§ **STATED PROBLEM**: Without including any pictures, write out the listing below exactly.

(Stored data)
+-------+
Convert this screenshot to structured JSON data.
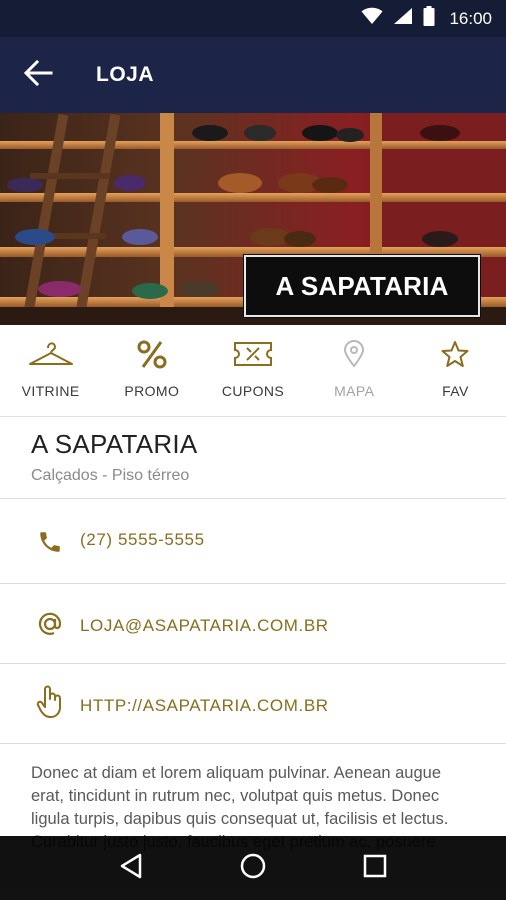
{
  "status_bar": {
    "time": "16:00",
    "icons": [
      "wifi-icon",
      "signal-icon",
      "battery-icon"
    ]
  },
  "app_bar": {
    "back_icon": "arrow-left-icon",
    "title": "LOJA"
  },
  "hero": {
    "logo_text": "A SAPATARIA"
  },
  "tabs": [
    {
      "label": "VITRINE",
      "icon": "hanger-icon",
      "muted": false
    },
    {
      "label": "PROMO",
      "icon": "percent-icon",
      "muted": false
    },
    {
      "label": "CUPONS",
      "icon": "coupon-icon",
      "muted": false
    },
    {
      "label": "MAPA",
      "icon": "map-pin-icon",
      "muted": true
    },
    {
      "label": "FAV",
      "icon": "star-icon",
      "muted": false
    }
  ],
  "store": {
    "name": "A SAPATARIA",
    "subtitle": "Calçados - Piso térreo"
  },
  "contacts": {
    "phone": "(27) 5555-5555",
    "email": "LOJA@ASAPATARIA.COM.BR",
    "website": "HTTP://ASAPATARIA.COM.BR"
  },
  "description": "Donec at diam et lorem aliquam pulvinar. Aenean augue erat, tincidunt in rutrum nec, volutpat quis metus. Donec ligula turpis, dapibus quis consequat ut, facilisis et lectus. Curabitur justo justo, faucibus eget pretium ac, posuere",
  "colors": {
    "status_bar": "#151c36",
    "app_bar": "#1c2548",
    "accent_gold": "#8a6d1e",
    "nav_bar": "#000000"
  },
  "nav": [
    "back-triangle-icon",
    "home-circle-icon",
    "recents-square-icon"
  ]
}
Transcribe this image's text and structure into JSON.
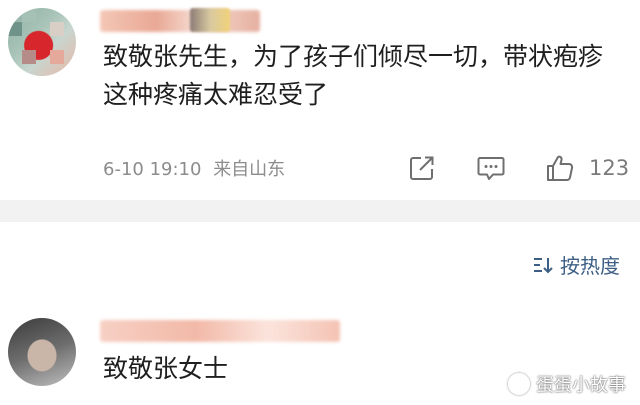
{
  "comments": [
    {
      "text": "致敬张先生，为了孩子们倾尽一切，带状疱疹这种疼痛太难忍受了",
      "date": "6-10 19:10",
      "location": "来自山东",
      "likes": "123",
      "icons": {
        "share": "share-edit-icon",
        "reply": "comment-icon",
        "like": "thumbs-up-icon"
      }
    },
    {
      "text": "致敬张女士"
    }
  ],
  "sort": {
    "label": "按热度",
    "icon": "sort-icon"
  },
  "watermark": {
    "text": "蛋蛋小故事"
  },
  "colors": {
    "link": "#3d5f86",
    "meta": "#8c8c8c",
    "divider": "#f2f2f2"
  }
}
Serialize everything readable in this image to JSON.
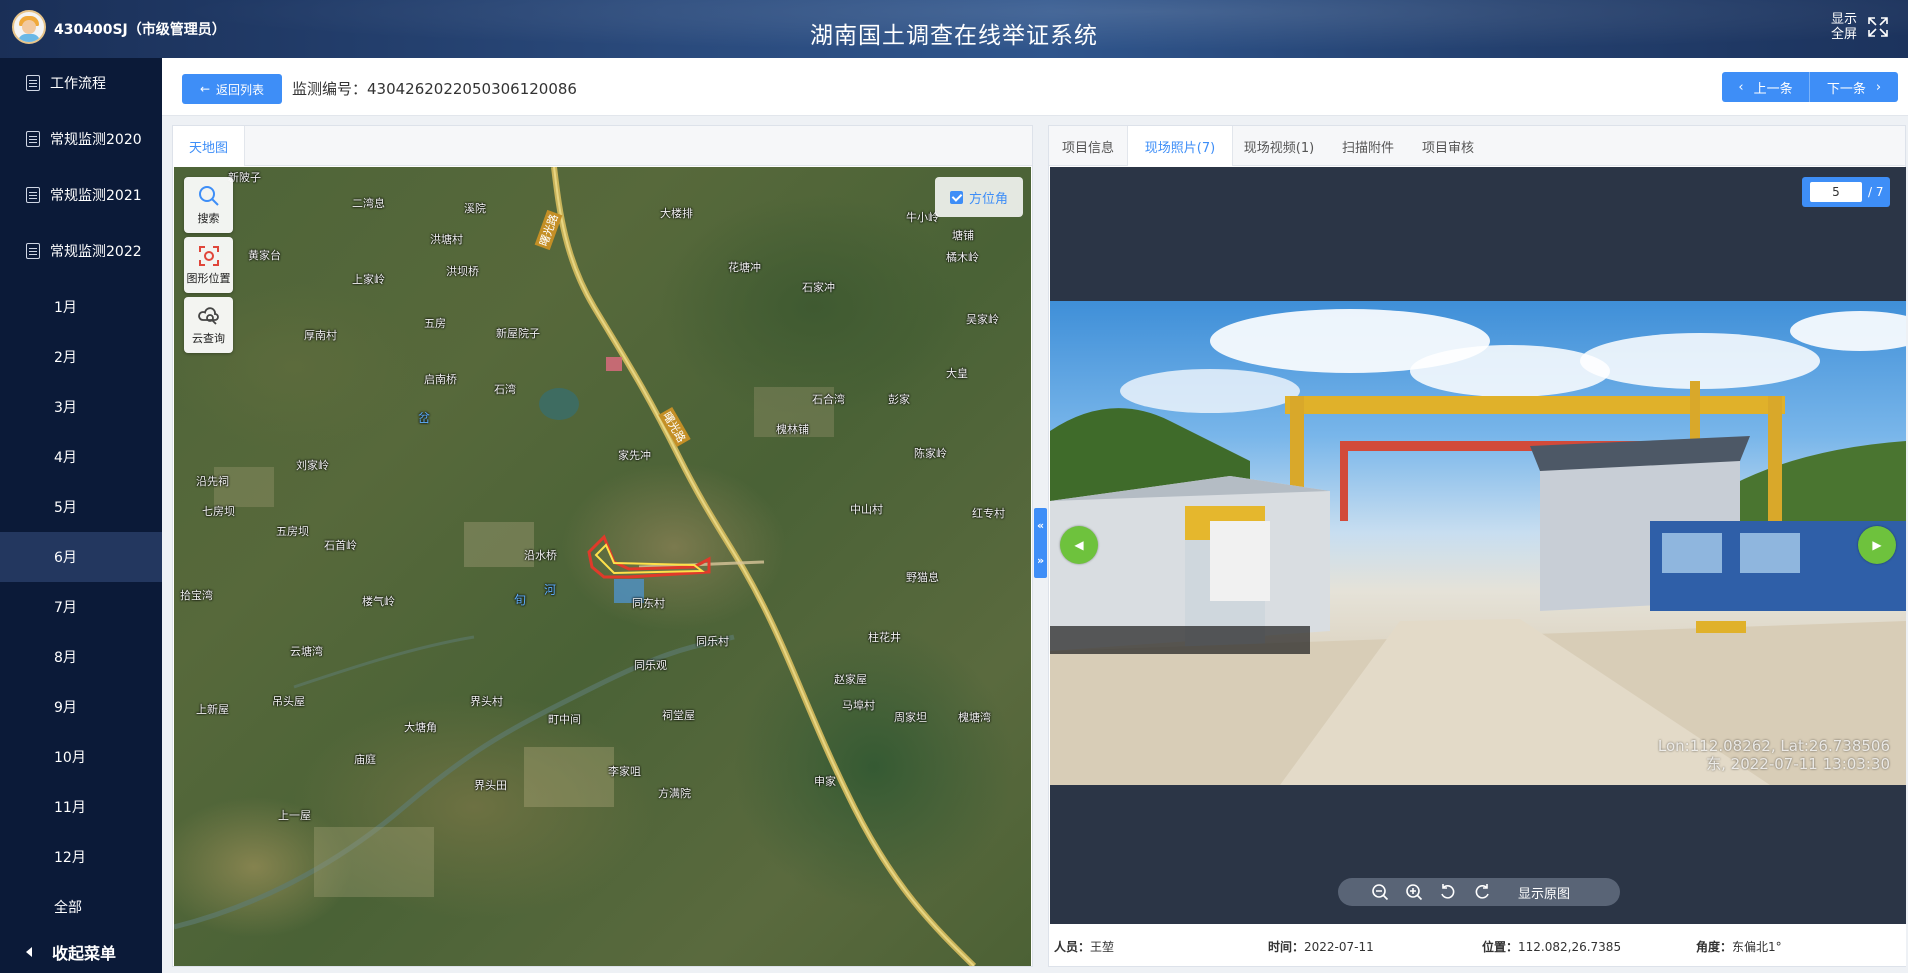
{
  "header": {
    "user": "430400SJ（市级管理员）",
    "title": "湖南国土调查在线举证系统",
    "fullscreen_line1": "显示",
    "fullscreen_line2": "全屏"
  },
  "sidebar": {
    "items": [
      {
        "label": "工作流程"
      },
      {
        "label": "常规监测2020"
      },
      {
        "label": "常规监测2021"
      },
      {
        "label": "常规监测2022"
      }
    ],
    "months": [
      "1月",
      "2月",
      "3月",
      "4月",
      "5月",
      "6月",
      "7月",
      "8月",
      "9月",
      "10月",
      "11月",
      "12月",
      "全部"
    ],
    "active_month": "6月",
    "collapse_label": "收起菜单"
  },
  "toolbar": {
    "back_label": "返回列表",
    "monitor_label": "监测编号：430426202205030612008​6",
    "prev_label": "上一条",
    "next_label": "下一条"
  },
  "map": {
    "tab_label": "天地图",
    "tools": [
      {
        "label": "搜索",
        "icon": "search-icon"
      },
      {
        "label": "图形位置",
        "icon": "shape-locate-icon"
      },
      {
        "label": "云查询",
        "icon": "cloud-query-icon"
      }
    ],
    "angle_label": "方位角",
    "road_label": "曙光路",
    "places": {
      "p1": "新陂子",
      "p2": "二湾息",
      "p3": "溪院",
      "p4": "大楼排",
      "p5": "牛小岭",
      "p6": "塘铺",
      "p7": "洪塘村",
      "p8": "黄家台",
      "p9": "洪坝桥",
      "p10": "橘木岭",
      "p11": "花塘冲",
      "p12": "上家岭",
      "p13": "石家冲",
      "p14": "五房",
      "p15": "新屋院子",
      "p16": "厚南村",
      "p17": "吴家岭",
      "p18": "启南桥",
      "p19": "石湾",
      "p20": "大皇",
      "p21": "石合湾",
      "p22": "彭家",
      "p23": "岔",
      "p24": "槐林铺",
      "p25": "刘家岭",
      "p26": "家先冲",
      "p27": "陈家岭",
      "p28": "沿先祠",
      "p29": "七房坝",
      "p30": "中山村",
      "p31": "红专村",
      "p32": "五房坝",
      "p33": "石首岭",
      "p34": "沿水桥",
      "p35": "野猫息",
      "p36": "拾宝湾",
      "p37": "楼气岭",
      "p38": "同东村",
      "p39": "河",
      "p40": "旬",
      "p41": "同乐村",
      "p42": "柱花井",
      "p43": "云塘湾",
      "p44": "同乐观",
      "p45": "赵家屋",
      "p46": "吊头屋",
      "p47": "界头村",
      "p48": "马埠村",
      "p49": "上新屋",
      "p50": "町中间",
      "p51": "祠堂屋",
      "p52": "周家坦",
      "p53": "槐塘湾",
      "p54": "大塘角",
      "p55": "庙庭",
      "p56": "李家咀",
      "p57": "界头田",
      "p58": "方满院",
      "p59": "申家",
      "p60": "上一屋"
    }
  },
  "photo": {
    "tabs": [
      "项目信息",
      "现场照片(7)",
      "现场视频(1)",
      "扫描附件",
      "项目审核"
    ],
    "active_tab": "现场照片(7)",
    "current_page": "5",
    "total_pages": "/ 7",
    "watermark_line1": "Lon:112.08262, Lat:26.738506",
    "watermark_line2": "东, 2022-07-11 13:03:30",
    "show_original": "显示原图",
    "info": {
      "person_key": "人员：",
      "person_val": "王堃",
      "time_key": "时间：",
      "time_val": "2022-07-11",
      "loc_key": "位置：",
      "loc_val": "112.082,26.7385",
      "angle_key": "角度：",
      "angle_val": "东偏北1°"
    }
  },
  "colors": {
    "accent": "#3e8ef7",
    "sidebar_bg": "#0b1a38",
    "sidebar_active": "#23375f",
    "nav_green": "#6ec23d"
  }
}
+-------+
§ **OUTPUT BELOW**:
Convert this screenshot to structured JSON data.
{
  "status_bar": {
    "time": "16:00",
    "icons": [
      "wifi-icon",
      "signal-icon",
      "battery-icon"
    ]
  },
  "app_bar": {
    "back_icon": "arrow-left-icon",
    "title": "LOJA"
  },
  "hero": {
    "logo_text": "A SAPATARIA"
  },
  "tabs": [
    {
      "label": "VITRINE",
      "icon": "hanger-icon",
      "muted": false
    },
    {
      "label": "PROMO",
      "icon": "percent-icon",
      "muted": false
    },
    {
      "label": "CUPONS",
      "icon": "coupon-icon",
      "muted": false
    },
    {
      "label": "MAPA",
      "icon": "map-pin-icon",
      "muted": true
    },
    {
      "label": "FAV",
      "icon": "star-icon",
      "muted": false
    }
  ],
  "store": {
    "name": "A SAPATARIA",
    "subtitle": "Calçados - Piso térreo"
  },
  "contacts": {
    "phone": "(27) 5555-5555",
    "email": "LOJA@ASAPATARIA.COM.BR",
    "website": "HTTP://ASAPATARIA.COM.BR"
  },
  "description": "Donec at diam et lorem aliquam pulvinar. Aenean augue erat, tincidunt in rutrum nec, volutpat quis metus. Donec ligula turpis, dapibus quis consequat ut, facilisis et lectus. Curabitur justo justo, faucibus eget pretium ac, posuere",
  "colors": {
    "status_bar": "#151c36",
    "app_bar": "#1c2548",
    "accent_gold": "#8a6d1e",
    "nav_bar": "#000000"
  },
  "nav": [
    "back-triangle-icon",
    "home-circle-icon",
    "recents-square-icon"
  ]
}
Transcribe this image's text and structure into JSON.
{
  "comments": [
    {
      "text": "致敬张先生，为了孩子们倾尽一切，带状疱疹这种疼痛太难忍受了",
      "date": "6-10 19:10",
      "location": "来自山东",
      "likes": "123",
      "icons": {
        "share": "share-edit-icon",
        "reply": "comment-icon",
        "like": "thumbs-up-icon"
      }
    },
    {
      "text": "致敬张女士"
    }
  ],
  "sort": {
    "label": "按热度",
    "icon": "sort-icon"
  },
  "watermark": {
    "text": "蛋蛋小故事"
  },
  "colors": {
    "link": "#3d5f86",
    "meta": "#8c8c8c",
    "divider": "#f2f2f2"
  }
}
Serialize everything readable in this image to JSON.
{
  "header": {
    "user": "430400SJ（市级管理员）",
    "title": "湖南国土调查在线举证系统",
    "fullscreen_line1": "显示",
    "fullscreen_line2": "全屏"
  },
  "sidebar": {
    "items": [
      {
        "label": "工作流程"
      },
      {
        "label": "常规监测2020"
      },
      {
        "label": "常规监测2021"
      },
      {
        "label": "常规监测2022"
      }
    ],
    "months": [
      "1月",
      "2月",
      "3月",
      "4月",
      "5月",
      "6月",
      "7月",
      "8月",
      "9月",
      "10月",
      "11月",
      "12月",
      "全部"
    ],
    "active_month": "6月",
    "collapse_label": "收起菜单"
  },
  "toolbar": {
    "back_label": "返回列表",
    "monitor_label": "监测编号：430426202205030612008​6",
    "prev_label": "上一条",
    "next_label": "下一条"
  },
  "map": {
    "tab_label": "天地图",
    "tools": [
      {
        "label": "搜索",
        "icon": "search-icon"
      },
      {
        "label": "图形位置",
        "icon": "shape-locate-icon"
      },
      {
        "label": "云查询",
        "icon": "cloud-query-icon"
      }
    ],
    "angle_label": "方位角",
    "road_label": "曙光路",
    "places": {
      "p1": "新陂子",
      "p2": "二湾息",
      "p3": "溪院",
      "p4": "大楼排",
      "p5": "牛小岭",
      "p6": "塘铺",
      "p7": "洪塘村",
      "p8": "黄家台",
      "p9": "洪坝桥",
      "p10": "橘木岭",
      "p11": "花塘冲",
      "p12": "上家岭",
      "p13": "石家冲",
      "p14": "五房",
      "p15": "新屋院子",
      "p16": "厚南村",
      "p17": "吴家岭",
      "p18": "启南桥",
      "p19": "石湾",
      "p20": "大皇",
      "p21": "石合湾",
      "p22": "彭家",
      "p23": "岔",
      "p24": "槐林铺",
      "p25": "刘家岭",
      "p26": "家先冲",
      "p27": "陈家岭",
      "p28": "沿先祠",
      "p29": "七房坝",
      "p30": "中山村",
      "p31": "红专村",
      "p32": "五房坝",
      "p33": "石首岭",
      "p34": "沿水桥",
      "p35": "野猫息",
      "p36": "拾宝湾",
      "p37": "楼气岭",
      "p38": "同东村",
      "p39": "河",
      "p40": "旬",
      "p41": "同乐村",
      "p42": "柱花井",
      "p43": "云塘湾",
      "p44": "同乐观",
      "p45": "赵家屋",
      "p46": "吊头屋",
      "p47": "界头村",
      "p48": "马埠村",
      "p49": "上新屋",
      "p50": "町中间",
      "p51": "祠堂屋",
      "p52": "周家坦",
      "p53": "槐塘湾",
      "p54": "大塘角",
      "p55": "庙庭",
      "p56": "李家咀",
      "p57": "界头田",
      "p58": "方满院",
      "p59": "申家",
      "p60": "上一屋"
    }
  },
  "photo": {
    "tabs": [
      "项目信息",
      "现场照片(7)",
      "现场视频(1)",
      "扫描附件",
      "项目审核"
    ],
    "active_tab": "现场照片(7)",
    "current_page": "5",
    "total_pages": "/ 7",
    "watermark_line1": "Lon:112.08262, Lat:26.738506",
    "watermark_line2": "东, 2022-07-11 13:03:30",
    "show_original": "显示原图",
    "info": {
      "person_key": "人员：",
      "person_val": "王堃",
      "time_key": "时间：",
      "time_val": "2022-07-11",
      "loc_key": "位置：",
      "loc_val": "112.082,26.7385",
      "angle_key": "角度：",
      "angle_val": "东偏北1°"
    }
  },
  "colors": {
    "accent": "#3e8ef7",
    "sidebar_bg": "#0b1a38",
    "sidebar_active": "#23375f",
    "nav_green": "#6ec23d"
  }
}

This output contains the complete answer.